**What is needed**
This exercise calls for duplicating every entry below exactly, without the images.

**Data for this task**
*-*-*
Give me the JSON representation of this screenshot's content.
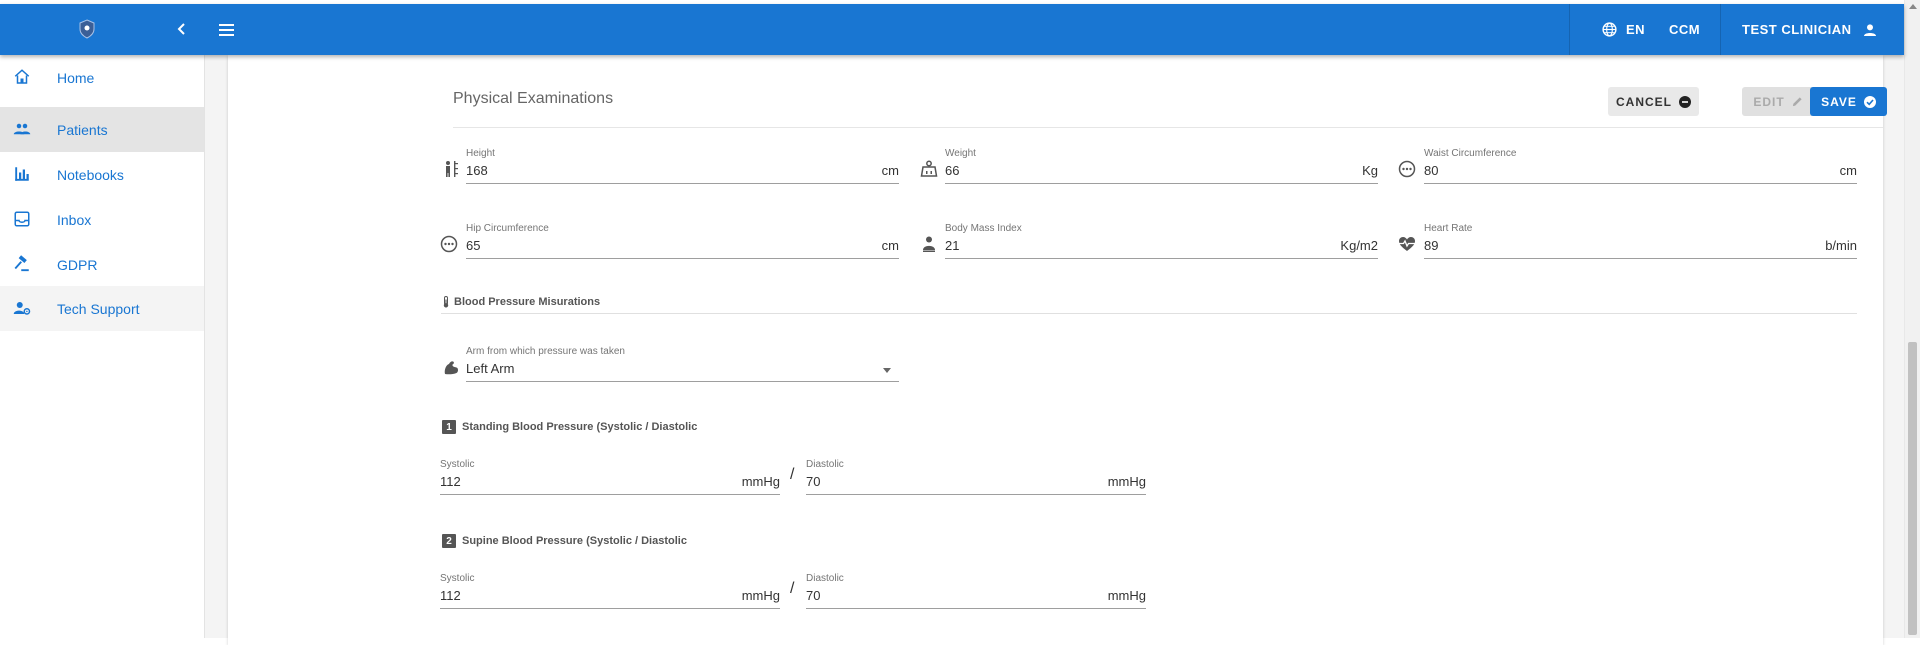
{
  "colors": {
    "primary": "#1976d2",
    "sidebar_active": "#e4e4e4",
    "save_button": "#1976d2"
  },
  "topbar": {
    "logo_icon": "shield-logo-icon",
    "collapse_icon": "chevron-left-icon",
    "menu_icon": "hamburger-menu-icon",
    "language": "EN",
    "org": "CCM",
    "user": "TEST CLINICIAN"
  },
  "sidebar": {
    "items": [
      {
        "label": "Home",
        "icon": "home-icon"
      },
      {
        "label": "Patients",
        "icon": "people-icon",
        "active": true
      },
      {
        "label": "Notebooks",
        "icon": "bar-chart-icon"
      },
      {
        "label": "Inbox",
        "icon": "inbox-icon"
      },
      {
        "label": "GDPR",
        "icon": "gavel-icon"
      },
      {
        "label": "Tech Support",
        "icon": "support-person-icon"
      }
    ]
  },
  "card": {
    "title": "Physical Examinations",
    "buttons": {
      "cancel": "CANCEL",
      "edit": "EDIT",
      "save": "SAVE"
    },
    "fields": {
      "height": {
        "label": "Height",
        "value": "168",
        "unit": "cm"
      },
      "weight": {
        "label": "Weight",
        "value": "66",
        "unit": "Kg"
      },
      "waist": {
        "label": "Waist Circumference",
        "value": "80",
        "unit": "cm"
      },
      "hip": {
        "label": "Hip Circumference",
        "value": "65",
        "unit": "cm"
      },
      "bmi": {
        "label": "Body Mass Index",
        "value": "21",
        "unit": "Kg/m2"
      },
      "heart_rate": {
        "label": "Heart Rate",
        "value": "89",
        "unit": "b/min"
      }
    },
    "bp": {
      "section_title": "Blood Pressure Misurations",
      "arm": {
        "label": "Arm from which pressure was taken",
        "value": "Left Arm"
      },
      "standing": {
        "number": "1",
        "title": "Standing Blood Pressure (Systolic / Diastolic",
        "systolic": {
          "label": "Systolic",
          "value": "112",
          "unit": "mmHg"
        },
        "diastolic": {
          "label": "Diastolic",
          "value": "70",
          "unit": "mmHg"
        }
      },
      "supine": {
        "number": "2",
        "title": "Supine Blood Pressure (Systolic / Diastolic",
        "systolic": {
          "label": "Systolic",
          "value": "112",
          "unit": "mmHg"
        },
        "diastolic": {
          "label": "Diastolic",
          "value": "70",
          "unit": "mmHg"
        }
      },
      "separator": "/"
    }
  }
}
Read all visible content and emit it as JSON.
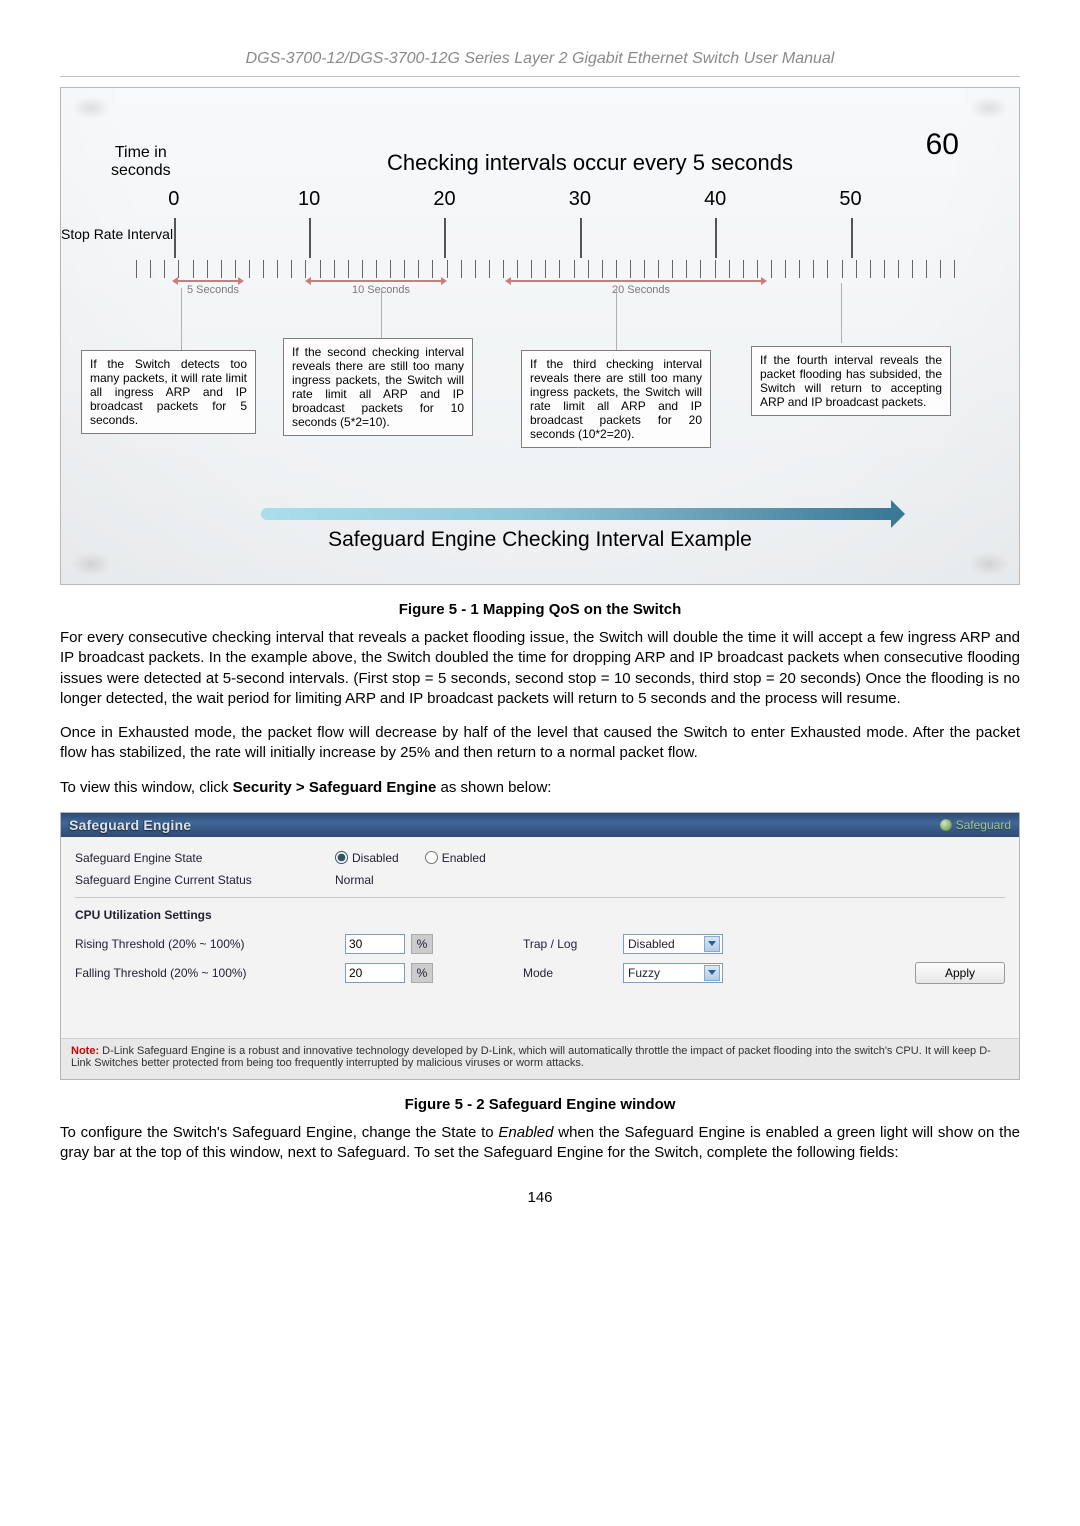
{
  "doc_header": "DGS-3700-12/DGS-3700-12G Series Layer 2 Gigabit Ethernet Switch User Manual",
  "chart_data": {
    "type": "bar",
    "title": "Checking intervals occur every 5 seconds",
    "subtitle": "Safeguard Engine Checking Interval Example",
    "xlabel": "Time in seconds",
    "ylabel": "",
    "categories": [
      0,
      10,
      20,
      30,
      40,
      50,
      60
    ],
    "x": [
      0,
      10,
      20,
      30,
      40,
      50,
      60
    ],
    "series": [
      {
        "name": "Stop Rate Interval (sec)",
        "values": [
          5,
          10,
          20
        ]
      }
    ],
    "annotations": [
      "If the Switch detects too many packets, it will rate limit all ingress ARP and IP broadcast packets for 5 seconds.",
      "If the second checking interval reveals there are still too many ingress packets, the Switch will rate limit all ARP and IP broadcast packets for 10 seconds (5*2=10).",
      "If the third checking interval reveals there are still too many ingress packets, the Switch will rate limit all ARP and IP broadcast packets for 20 seconds (10*2=20).",
      "If the fourth interval reveals the packet flooding has subsided, the Switch will return to accepting ARP and IP broadcast packets."
    ],
    "segments_labels": [
      "5 Seconds",
      "10 Seconds",
      "20 Seconds"
    ],
    "stop_rate_label": "Stop Rate Interval",
    "time_label_l1": "Time in",
    "time_label_l2": "seconds",
    "sixty": "60"
  },
  "figure1_caption": "Figure 5 - 1 Mapping QoS on the Switch",
  "para1": "For every consecutive checking interval that reveals a packet flooding issue, the Switch will double the time it will accept a few ingress ARP and IP broadcast packets. In the example above, the Switch doubled the time for dropping ARP and IP broadcast packets when consecutive flooding issues were detected at 5-second intervals. (First stop = 5 seconds, second stop = 10 seconds, third stop = 20 seconds) Once the flooding is no longer detected, the wait period for limiting ARP and IP broadcast packets will return to 5 seconds and the process will resume.",
  "para2": "Once in Exhausted mode, the packet flow will decrease by half of the level that caused the Switch to enter Exhausted mode. After the packet flow has stabilized, the rate will initially increase by 25% and then return to a normal packet flow.",
  "para3_pre": "To view this window, click ",
  "para3_bold": "Security > Safeguard Engine",
  "para3_post": " as shown below:",
  "panel": {
    "title": "Safeguard Engine",
    "badge": "Safeguard",
    "row1_label": "Safeguard Engine State",
    "radio_disabled": "Disabled",
    "radio_enabled": "Enabled",
    "row2_label": "Safeguard Engine Current Status",
    "row2_value": "Normal",
    "section": "CPU Utilization Settings",
    "rising_label": "Rising Threshold (20% ~ 100%)",
    "rising_value": "30",
    "falling_label": "Falling Threshold (20% ~ 100%)",
    "falling_value": "20",
    "pct": "%",
    "traplog_label": "Trap / Log",
    "traplog_value": "Disabled",
    "mode_label": "Mode",
    "mode_value": "Fuzzy",
    "apply": "Apply",
    "note_prefix": "Note:",
    "note_text": " D-Link Safeguard Engine is a robust and innovative technology developed by D-Link, which will automatically throttle the impact of packet flooding into the switch's CPU. It will keep D-Link Switches better protected from being too frequently interrupted by malicious viruses or worm attacks."
  },
  "figure2_caption": "Figure 5 - 2 Safeguard Engine window",
  "para4_pre": "To configure the Switch's Safeguard Engine, change the State to ",
  "para4_italic": "Enabled",
  "para4_post": " when the Safeguard Engine is enabled a green light will show on the gray bar at the top of this window, next to Safeguard. To set the Safeguard Engine for the Switch, complete the following fields:",
  "page_number": "146"
}
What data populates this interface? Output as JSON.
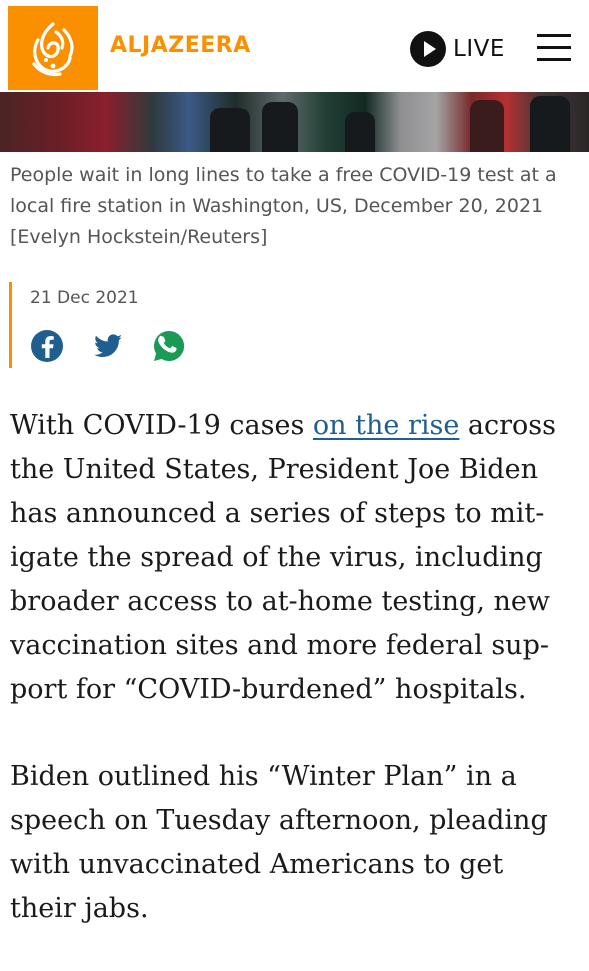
{
  "header": {
    "brand": "ALJAZEERA",
    "live_label": "LIVE",
    "icons": {
      "logo": "aljazeera-logo-icon",
      "live": "play-circle-icon",
      "menu": "hamburger-menu-icon"
    }
  },
  "colors": {
    "accent": "#fa9000",
    "link": "#1f5f8f",
    "text": "#1a1a1a",
    "caption": "#555555"
  },
  "image": {
    "caption": "People wait in long lines to take a free COVID-19 test at a local fire station in Washington, US, December 20, 2021 [Evelyn Hockstein/Reuters]"
  },
  "article": {
    "date": "21 Dec 2021",
    "share": [
      "facebook-icon",
      "twitter-icon",
      "whatsapp-icon"
    ],
    "p1": [
      "With COVID-19 cases ",
      "on the rise",
      " across",
      "the United States, President Joe Biden",
      "has announced a series of steps to mit-",
      "igate the spread of the virus, including",
      "broader access to at-home testing, new",
      "vaccination sites and more federal sup-",
      "port for “COVID-burdened” hospitals."
    ],
    "p2": [
      "Biden outlined his “Winter Plan” in a",
      "speech on Tuesday afternoon, pleading",
      "with unvaccinated Americans to get",
      "their jabs."
    ]
  }
}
*-*-*
**Exercise solution**
Give me the JSON representation of this screenshot's content.
{
  "colors": {
    "primary": "#1976d2",
    "sidebar_active": "#e4e4e4",
    "save_button": "#1976d2"
  },
  "topbar": {
    "logo_icon": "shield-logo-icon",
    "collapse_icon": "chevron-left-icon",
    "menu_icon": "hamburger-menu-icon",
    "language": "EN",
    "org": "CCM",
    "user": "TEST CLINICIAN"
  },
  "sidebar": {
    "items": [
      {
        "label": "Home",
        "icon": "home-icon"
      },
      {
        "label": "Patients",
        "icon": "people-icon",
        "active": true
      },
      {
        "label": "Notebooks",
        "icon": "bar-chart-icon"
      },
      {
        "label": "Inbox",
        "icon": "inbox-icon"
      },
      {
        "label": "GDPR",
        "icon": "gavel-icon"
      },
      {
        "label": "Tech Support",
        "icon": "support-person-icon"
      }
    ]
  },
  "card": {
    "title": "Physical Examinations",
    "buttons": {
      "cancel": "CANCEL",
      "edit": "EDIT",
      "save": "SAVE"
    },
    "fields": {
      "height": {
        "label": "Height",
        "value": "168",
        "unit": "cm"
      },
      "weight": {
        "label": "Weight",
        "value": "66",
        "unit": "Kg"
      },
      "waist": {
        "label": "Waist Circumference",
        "value": "80",
        "unit": "cm"
      },
      "hip": {
        "label": "Hip Circumference",
        "value": "65",
        "unit": "cm"
      },
      "bmi": {
        "label": "Body Mass Index",
        "value": "21",
        "unit": "Kg/m2"
      },
      "heart_rate": {
        "label": "Heart Rate",
        "value": "89",
        "unit": "b/min"
      }
    },
    "bp": {
      "section_title": "Blood Pressure Misurations",
      "arm": {
        "label": "Arm from which pressure was taken",
        "value": "Left Arm"
      },
      "standing": {
        "number": "1",
        "title": "Standing Blood Pressure (Systolic / Diastolic",
        "systolic": {
          "label": "Systolic",
          "value": "112",
          "unit": "mmHg"
        },
        "diastolic": {
          "label": "Diastolic",
          "value": "70",
          "unit": "mmHg"
        }
      },
      "supine": {
        "number": "2",
        "title": "Supine Blood Pressure (Systolic / Diastolic",
        "systolic": {
          "label": "Systolic",
          "value": "112",
          "unit": "mmHg"
        },
        "diastolic": {
          "label": "Diastolic",
          "value": "70",
          "unit": "mmHg"
        }
      },
      "separator": "/"
    }
  }
}
Read all visible content and emit it as JSON.
{
  "doc_header": "DGS-3700-12/DGS-3700-12G Series Layer 2 Gigabit Ethernet Switch User Manual",
  "chart_data": {
    "type": "bar",
    "title": "Checking intervals occur every 5 seconds",
    "subtitle": "Safeguard Engine Checking Interval Example",
    "xlabel": "Time in seconds",
    "ylabel": "",
    "categories": [
      0,
      10,
      20,
      30,
      40,
      50,
      60
    ],
    "x": [
      0,
      10,
      20,
      30,
      40,
      50,
      60
    ],
    "series": [
      {
        "name": "Stop Rate Interval (sec)",
        "values": [
          5,
          10,
          20
        ]
      }
    ],
    "annotations": [
      "If the Switch detects too many packets, it will rate limit all ingress ARP and IP broadcast packets for 5 seconds.",
      "If the second checking interval reveals there are still too many ingress packets, the Switch will rate limit all ARP and IP broadcast packets for 10 seconds (5*2=10).",
      "If the third checking interval reveals there are still too many ingress packets, the Switch will rate limit all ARP and IP broadcast packets for 20 seconds (10*2=20).",
      "If the fourth interval reveals the packet flooding has subsided, the Switch will return to accepting ARP and IP broadcast packets."
    ],
    "segments_labels": [
      "5 Seconds",
      "10 Seconds",
      "20 Seconds"
    ],
    "stop_rate_label": "Stop Rate Interval",
    "time_label_l1": "Time in",
    "time_label_l2": "seconds",
    "sixty": "60"
  },
  "figure1_caption": "Figure 5 - 1 Mapping QoS on the Switch",
  "para1": "For every consecutive checking interval that reveals a packet flooding issue, the Switch will double the time it will accept a few ingress ARP and IP broadcast packets. In the example above, the Switch doubled the time for dropping ARP and IP broadcast packets when consecutive flooding issues were detected at 5-second intervals. (First stop = 5 seconds, second stop = 10 seconds, third stop = 20 seconds) Once the flooding is no longer detected, the wait period for limiting ARP and IP broadcast packets will return to 5 seconds and the process will resume.",
  "para2": "Once in Exhausted mode, the packet flow will decrease by half of the level that caused the Switch to enter Exhausted mode. After the packet flow has stabilized, the rate will initially increase by 25% and then return to a normal packet flow.",
  "para3_pre": "To view this window, click ",
  "para3_bold": "Security > Safeguard Engine",
  "para3_post": " as shown below:",
  "panel": {
    "title": "Safeguard Engine",
    "badge": "Safeguard",
    "row1_label": "Safeguard Engine State",
    "radio_disabled": "Disabled",
    "radio_enabled": "Enabled",
    "row2_label": "Safeguard Engine Current Status",
    "row2_value": "Normal",
    "section": "CPU Utilization Settings",
    "rising_label": "Rising Threshold (20% ~ 100%)",
    "rising_value": "30",
    "falling_label": "Falling Threshold (20% ~ 100%)",
    "falling_value": "20",
    "pct": "%",
    "traplog_label": "Trap / Log",
    "traplog_value": "Disabled",
    "mode_label": "Mode",
    "mode_value": "Fuzzy",
    "apply": "Apply",
    "note_prefix": "Note:",
    "note_text": " D-Link Safeguard Engine is a robust and innovative technology developed by D-Link, which will automatically throttle the impact of packet flooding into the switch's CPU. It will keep D-Link Switches better protected from being too frequently interrupted by malicious viruses or worm attacks."
  },
  "figure2_caption": "Figure 5 - 2 Safeguard Engine window",
  "para4_pre": "To configure the Switch's Safeguard Engine, change the State to ",
  "para4_italic": "Enabled",
  "para4_post": " when the Safeguard Engine is enabled a green light will show on the gray bar at the top of this window, next to Safeguard. To set the Safeguard Engine for the Switch, complete the following fields:",
  "page_number": "146"
}
What data populates this interface? Output as JSON.
{
  "header": {
    "brand": "ALJAZEERA",
    "live_label": "LIVE",
    "icons": {
      "logo": "aljazeera-logo-icon",
      "live": "play-circle-icon",
      "menu": "hamburger-menu-icon"
    }
  },
  "colors": {
    "accent": "#fa9000",
    "link": "#1f5f8f",
    "text": "#1a1a1a",
    "caption": "#555555"
  },
  "image": {
    "caption": "People wait in long lines to take a free COVID-19 test at a local fire station in Washington, US, December 20, 2021 [Evelyn Hockstein/Reuters]"
  },
  "article": {
    "date": "21 Dec 2021",
    "share": [
      "facebook-icon",
      "twitter-icon",
      "whatsapp-icon"
    ],
    "p1": [
      "With COVID-19 cases ",
      "on the rise",
      " across",
      "the United States, President Joe Biden",
      "has announced a series of steps to mit-",
      "igate the spread of the virus, including",
      "broader access to at-home testing, new",
      "vaccination sites and more federal sup-",
      "port for “COVID-burdened” hospitals."
    ],
    "p2": [
      "Biden outlined his “Winter Plan” in a",
      "speech on Tuesday afternoon, pleading",
      "with unvaccinated Americans to get",
      "their jabs."
    ]
  }
}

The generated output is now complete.